** START **

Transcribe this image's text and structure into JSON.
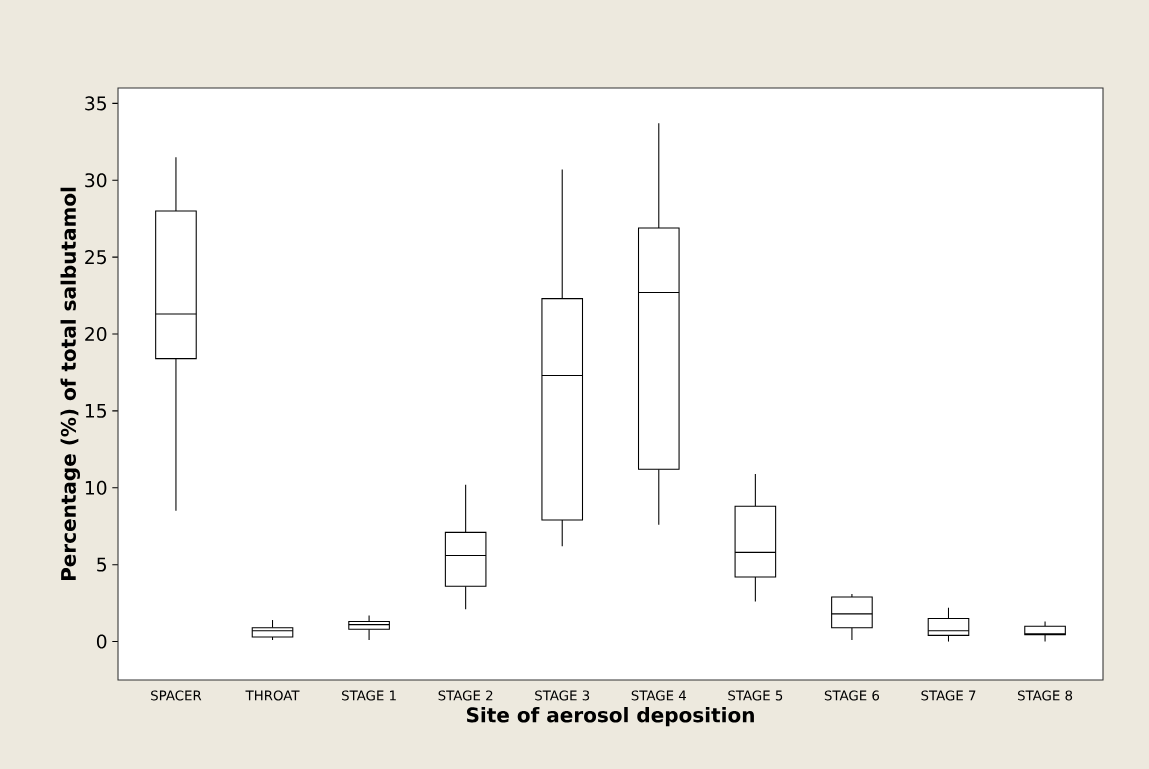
{
  "chart_data": {
    "type": "box",
    "xlabel": "Site of aerosol deposition",
    "ylabel": "Percentage (%) of total salbutamol",
    "categories": [
      "SPACER",
      "THROAT",
      "STAGE 1",
      "STAGE 2",
      "STAGE 3",
      "STAGE 4",
      "STAGE 5",
      "STAGE 6",
      "STAGE 7",
      "STAGE 8"
    ],
    "boxes": [
      {
        "low": 8.5,
        "q1": 18.4,
        "median": 21.3,
        "q3": 28.0,
        "high": 31.5
      },
      {
        "low": 0.1,
        "q1": 0.3,
        "median": 0.7,
        "q3": 0.9,
        "high": 1.4
      },
      {
        "low": 0.1,
        "q1": 0.8,
        "median": 1.1,
        "q3": 1.3,
        "high": 1.7
      },
      {
        "low": 2.1,
        "q1": 3.6,
        "median": 5.6,
        "q3": 7.1,
        "high": 10.2
      },
      {
        "low": 6.2,
        "q1": 7.9,
        "median": 17.3,
        "q3": 22.3,
        "high": 30.7
      },
      {
        "low": 7.6,
        "q1": 11.2,
        "median": 22.7,
        "q3": 26.9,
        "high": 33.7
      },
      {
        "low": 2.6,
        "q1": 4.2,
        "median": 5.8,
        "q3": 8.8,
        "high": 10.9
      },
      {
        "low": 0.1,
        "q1": 0.9,
        "median": 1.8,
        "q3": 2.9,
        "high": 3.1
      },
      {
        "low": 0.0,
        "q1": 0.4,
        "median": 0.7,
        "q3": 1.5,
        "high": 2.2
      },
      {
        "low": 0.0,
        "q1": 0.45,
        "median": 0.5,
        "q3": 1.0,
        "high": 1.3
      }
    ],
    "color": "#000000",
    "ylim": [
      -2.5,
      36
    ],
    "yticks": [
      0,
      5,
      10,
      15,
      20,
      25,
      30,
      35
    ]
  }
}
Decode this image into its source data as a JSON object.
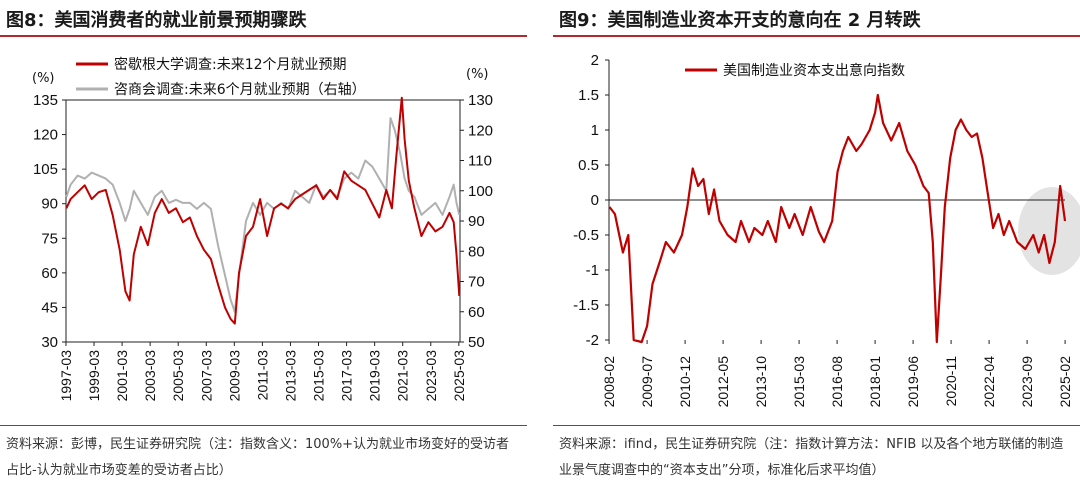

** END **

The task:
Except for the pictures, give all the material above again verbatim.

Result of this task:
Transcribe this image's text and structure into JSON.
{
  "chart_data": {
    "type": "box",
    "xlabel": "Site of aerosol deposition",
    "ylabel": "Percentage (%) of total salbutamol",
    "categories": [
      "SPACER",
      "THROAT",
      "STAGE 1",
      "STAGE 2",
      "STAGE 3",
      "STAGE 4",
      "STAGE 5",
      "STAGE 6",
      "STAGE 7",
      "STAGE 8"
    ],
    "boxes": [
      {
        "low": 8.5,
        "q1": 18.4,
        "median": 21.3,
        "q3": 28.0,
        "high": 31.5
      },
      {
        "low": 0.1,
        "q1": 0.3,
        "median": 0.7,
        "q3": 0.9,
        "high": 1.4
      },
      {
        "low": 0.1,
        "q1": 0.8,
        "median": 1.1,
        "q3": 1.3,
        "high": 1.7
      },
      {
        "low": 2.1,
        "q1": 3.6,
        "median": 5.6,
        "q3": 7.1,
        "high": 10.2
      },
      {
        "low": 6.2,
        "q1": 7.9,
        "median": 17.3,
        "q3": 22.3,
        "high": 30.7
      },
      {
        "low": 7.6,
        "q1": 11.2,
        "median": 22.7,
        "q3": 26.9,
        "high": 33.7
      },
      {
        "low": 2.6,
        "q1": 4.2,
        "median": 5.8,
        "q3": 8.8,
        "high": 10.9
      },
      {
        "low": 0.1,
        "q1": 0.9,
        "median": 1.8,
        "q3": 2.9,
        "high": 3.1
      },
      {
        "low": 0.0,
        "q1": 0.4,
        "median": 0.7,
        "q3": 1.5,
        "high": 2.2
      },
      {
        "low": 0.0,
        "q1": 0.45,
        "median": 0.5,
        "q3": 1.0,
        "high": 1.3
      }
    ],
    "color": "#000000",
    "ylim": [
      -2.5,
      36
    ],
    "yticks": [
      0,
      5,
      10,
      15,
      20,
      25,
      30,
      35
    ]
  }
}
Decode this image into its source data as a JSON object.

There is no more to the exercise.